CHALLENGE:
Output an exact reproduction of the data.

=-=-=

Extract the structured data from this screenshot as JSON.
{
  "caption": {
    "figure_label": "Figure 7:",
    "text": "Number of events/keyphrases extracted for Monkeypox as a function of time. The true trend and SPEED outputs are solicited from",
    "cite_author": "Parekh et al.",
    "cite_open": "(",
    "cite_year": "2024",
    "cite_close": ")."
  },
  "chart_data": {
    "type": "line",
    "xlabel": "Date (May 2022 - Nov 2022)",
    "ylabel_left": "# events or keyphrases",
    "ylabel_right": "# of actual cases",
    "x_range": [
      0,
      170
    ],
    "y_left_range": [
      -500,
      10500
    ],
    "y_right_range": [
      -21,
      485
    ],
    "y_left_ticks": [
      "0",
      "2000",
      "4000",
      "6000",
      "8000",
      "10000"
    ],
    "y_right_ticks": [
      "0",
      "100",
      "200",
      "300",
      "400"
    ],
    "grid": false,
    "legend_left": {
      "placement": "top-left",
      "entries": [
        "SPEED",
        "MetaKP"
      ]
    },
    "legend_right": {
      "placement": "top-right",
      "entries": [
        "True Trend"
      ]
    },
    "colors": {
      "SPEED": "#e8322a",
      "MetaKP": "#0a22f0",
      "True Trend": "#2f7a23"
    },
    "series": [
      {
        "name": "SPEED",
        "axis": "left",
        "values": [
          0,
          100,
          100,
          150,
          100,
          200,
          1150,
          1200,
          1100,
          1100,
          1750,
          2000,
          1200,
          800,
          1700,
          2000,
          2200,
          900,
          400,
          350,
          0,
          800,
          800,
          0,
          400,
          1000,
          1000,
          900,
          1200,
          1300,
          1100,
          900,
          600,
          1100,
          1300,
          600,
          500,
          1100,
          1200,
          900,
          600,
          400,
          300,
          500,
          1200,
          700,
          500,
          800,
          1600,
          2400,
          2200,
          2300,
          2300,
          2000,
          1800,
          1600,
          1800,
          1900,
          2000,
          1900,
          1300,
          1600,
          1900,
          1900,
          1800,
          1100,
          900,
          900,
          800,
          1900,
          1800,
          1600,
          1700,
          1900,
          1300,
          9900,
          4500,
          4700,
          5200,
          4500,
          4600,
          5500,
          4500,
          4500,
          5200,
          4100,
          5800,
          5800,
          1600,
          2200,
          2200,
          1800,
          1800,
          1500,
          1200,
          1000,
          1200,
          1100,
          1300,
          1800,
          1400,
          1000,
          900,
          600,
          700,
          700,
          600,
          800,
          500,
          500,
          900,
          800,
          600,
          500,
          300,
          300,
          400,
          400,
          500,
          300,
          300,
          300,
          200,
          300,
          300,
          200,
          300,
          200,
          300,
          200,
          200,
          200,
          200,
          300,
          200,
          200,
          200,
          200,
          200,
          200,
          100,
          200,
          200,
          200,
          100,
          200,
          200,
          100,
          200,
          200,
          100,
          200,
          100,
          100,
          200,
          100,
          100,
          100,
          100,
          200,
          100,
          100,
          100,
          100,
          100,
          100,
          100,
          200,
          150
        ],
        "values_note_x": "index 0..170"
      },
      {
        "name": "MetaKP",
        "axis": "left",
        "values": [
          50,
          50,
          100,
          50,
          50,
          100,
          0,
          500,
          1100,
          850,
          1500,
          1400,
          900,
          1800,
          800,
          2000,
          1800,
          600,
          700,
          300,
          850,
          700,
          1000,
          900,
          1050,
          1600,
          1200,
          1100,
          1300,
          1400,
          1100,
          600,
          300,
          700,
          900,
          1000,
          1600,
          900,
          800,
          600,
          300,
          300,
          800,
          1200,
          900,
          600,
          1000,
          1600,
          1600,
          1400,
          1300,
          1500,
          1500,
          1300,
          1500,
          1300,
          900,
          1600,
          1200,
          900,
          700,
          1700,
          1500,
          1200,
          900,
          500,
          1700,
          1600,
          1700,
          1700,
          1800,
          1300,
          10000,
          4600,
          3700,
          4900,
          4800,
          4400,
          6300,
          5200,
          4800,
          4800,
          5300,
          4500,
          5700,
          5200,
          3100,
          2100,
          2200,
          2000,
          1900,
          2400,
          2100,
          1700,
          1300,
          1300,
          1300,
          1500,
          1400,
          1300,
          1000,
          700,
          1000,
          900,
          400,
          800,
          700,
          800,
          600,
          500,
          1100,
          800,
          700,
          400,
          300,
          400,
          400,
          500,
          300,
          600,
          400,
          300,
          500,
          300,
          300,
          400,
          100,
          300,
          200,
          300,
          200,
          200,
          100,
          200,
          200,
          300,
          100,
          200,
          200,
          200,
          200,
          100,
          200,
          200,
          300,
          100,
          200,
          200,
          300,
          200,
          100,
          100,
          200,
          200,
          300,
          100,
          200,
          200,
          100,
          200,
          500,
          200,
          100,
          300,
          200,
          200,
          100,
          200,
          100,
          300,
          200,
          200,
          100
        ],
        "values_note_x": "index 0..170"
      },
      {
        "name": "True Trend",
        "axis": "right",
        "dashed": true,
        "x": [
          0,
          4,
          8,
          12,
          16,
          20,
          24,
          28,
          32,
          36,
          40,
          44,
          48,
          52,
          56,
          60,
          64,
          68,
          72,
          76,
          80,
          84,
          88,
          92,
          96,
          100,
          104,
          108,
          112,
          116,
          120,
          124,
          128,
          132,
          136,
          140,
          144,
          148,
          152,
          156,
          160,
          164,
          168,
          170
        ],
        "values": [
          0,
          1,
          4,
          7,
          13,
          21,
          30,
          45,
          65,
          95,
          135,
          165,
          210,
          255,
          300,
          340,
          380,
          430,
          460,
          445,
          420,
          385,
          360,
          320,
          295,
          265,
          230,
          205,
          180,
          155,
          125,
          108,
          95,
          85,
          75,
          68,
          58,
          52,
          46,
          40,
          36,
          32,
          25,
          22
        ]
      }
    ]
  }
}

=-=-=

FULL RESPONSE:
Extract the structured data from this screenshot as JSON.
{
  "caption": {
    "figure_label": "Figure 7:",
    "text": "Number of events/keyphrases extracted for Monkeypox as a function of time. The true trend and SPEED outputs are solicited from",
    "cite_author": "Parekh et al.",
    "cite_open": "(",
    "cite_year": "2024",
    "cite_close": ")."
  },
  "chart_data": {
    "type": "line",
    "xlabel": "Date (May 2022 - Nov 2022)",
    "ylabel_left": "# events or keyphrases",
    "ylabel_right": "# of actual cases",
    "x_range": [
      0,
      170
    ],
    "y_left_range": [
      -500,
      10500
    ],
    "y_right_range": [
      -21,
      485
    ],
    "y_left_ticks": [
      "0",
      "2000",
      "4000",
      "6000",
      "8000",
      "10000"
    ],
    "y_right_ticks": [
      "0",
      "100",
      "200",
      "300",
      "400"
    ],
    "grid": false,
    "legend_left": {
      "placement": "top-left",
      "entries": [
        "SPEED",
        "MetaKP"
      ]
    },
    "legend_right": {
      "placement": "top-right",
      "entries": [
        "True Trend"
      ]
    },
    "colors": {
      "SPEED": "#e8322a",
      "MetaKP": "#0a22f0",
      "True Trend": "#2f7a23"
    },
    "series": [
      {
        "name": "SPEED",
        "axis": "left",
        "values": [
          0,
          100,
          100,
          150,
          100,
          200,
          1150,
          1200,
          1100,
          1100,
          1750,
          2000,
          1200,
          800,
          1700,
          2000,
          2200,
          900,
          400,
          350,
          0,
          800,
          800,
          0,
          400,
          1000,
          1000,
          900,
          1200,
          1300,
          1100,
          900,
          600,
          1100,
          1300,
          600,
          500,
          1100,
          1200,
          900,
          600,
          400,
          300,
          500,
          1200,
          700,
          500,
          800,
          1600,
          2400,
          2200,
          2300,
          2300,
          2000,
          1800,
          1600,
          1800,
          1900,
          2000,
          1900,
          1300,
          1600,
          1900,
          1900,
          1800,
          1100,
          900,
          900,
          800,
          1900,
          1800,
          1600,
          1700,
          1900,
          1300,
          9900,
          4500,
          4700,
          5200,
          4500,
          4600,
          5500,
          4500,
          4500,
          5200,
          4100,
          5800,
          5800,
          1600,
          2200,
          2200,
          1800,
          1800,
          1500,
          1200,
          1000,
          1200,
          1100,
          1300,
          1800,
          1400,
          1000,
          900,
          600,
          700,
          700,
          600,
          800,
          500,
          500,
          900,
          800,
          600,
          500,
          300,
          300,
          400,
          400,
          500,
          300,
          300,
          300,
          200,
          300,
          300,
          200,
          300,
          200,
          300,
          200,
          200,
          200,
          200,
          300,
          200,
          200,
          200,
          200,
          200,
          200,
          100,
          200,
          200,
          200,
          100,
          200,
          200,
          100,
          200,
          200,
          100,
          200,
          100,
          100,
          200,
          100,
          100,
          100,
          100,
          200,
          100,
          100,
          100,
          100,
          100,
          100,
          100,
          200,
          150
        ],
        "values_note_x": "index 0..170"
      },
      {
        "name": "MetaKP",
        "axis": "left",
        "values": [
          50,
          50,
          100,
          50,
          50,
          100,
          0,
          500,
          1100,
          850,
          1500,
          1400,
          900,
          1800,
          800,
          2000,
          1800,
          600,
          700,
          300,
          850,
          700,
          1000,
          900,
          1050,
          1600,
          1200,
          1100,
          1300,
          1400,
          1100,
          600,
          300,
          700,
          900,
          1000,
          1600,
          900,
          800,
          600,
          300,
          300,
          800,
          1200,
          900,
          600,
          1000,
          1600,
          1600,
          1400,
          1300,
          1500,
          1500,
          1300,
          1500,
          1300,
          900,
          1600,
          1200,
          900,
          700,
          1700,
          1500,
          1200,
          900,
          500,
          1700,
          1600,
          1700,
          1700,
          1800,
          1300,
          10000,
          4600,
          3700,
          4900,
          4800,
          4400,
          6300,
          5200,
          4800,
          4800,
          5300,
          4500,
          5700,
          5200,
          3100,
          2100,
          2200,
          2000,
          1900,
          2400,
          2100,
          1700,
          1300,
          1300,
          1300,
          1500,
          1400,
          1300,
          1000,
          700,
          1000,
          900,
          400,
          800,
          700,
          800,
          600,
          500,
          1100,
          800,
          700,
          400,
          300,
          400,
          400,
          500,
          300,
          600,
          400,
          300,
          500,
          300,
          300,
          400,
          100,
          300,
          200,
          300,
          200,
          200,
          100,
          200,
          200,
          300,
          100,
          200,
          200,
          200,
          200,
          100,
          200,
          200,
          300,
          100,
          200,
          200,
          300,
          200,
          100,
          100,
          200,
          200,
          300,
          100,
          200,
          200,
          100,
          200,
          500,
          200,
          100,
          300,
          200,
          200,
          100,
          200,
          100,
          300,
          200,
          200,
          100
        ],
        "values_note_x": "index 0..170"
      },
      {
        "name": "True Trend",
        "axis": "right",
        "dashed": true,
        "x": [
          0,
          4,
          8,
          12,
          16,
          20,
          24,
          28,
          32,
          36,
          40,
          44,
          48,
          52,
          56,
          60,
          64,
          68,
          72,
          76,
          80,
          84,
          88,
          92,
          96,
          100,
          104,
          108,
          112,
          116,
          120,
          124,
          128,
          132,
          136,
          140,
          144,
          148,
          152,
          156,
          160,
          164,
          168,
          170
        ],
        "values": [
          0,
          1,
          4,
          7,
          13,
          21,
          30,
          45,
          65,
          95,
          135,
          165,
          210,
          255,
          300,
          340,
          380,
          430,
          460,
          445,
          420,
          385,
          360,
          320,
          295,
          265,
          230,
          205,
          180,
          155,
          125,
          108,
          95,
          85,
          75,
          68,
          58,
          52,
          46,
          40,
          36,
          32,
          25,
          22
        ]
      }
    ]
  }
}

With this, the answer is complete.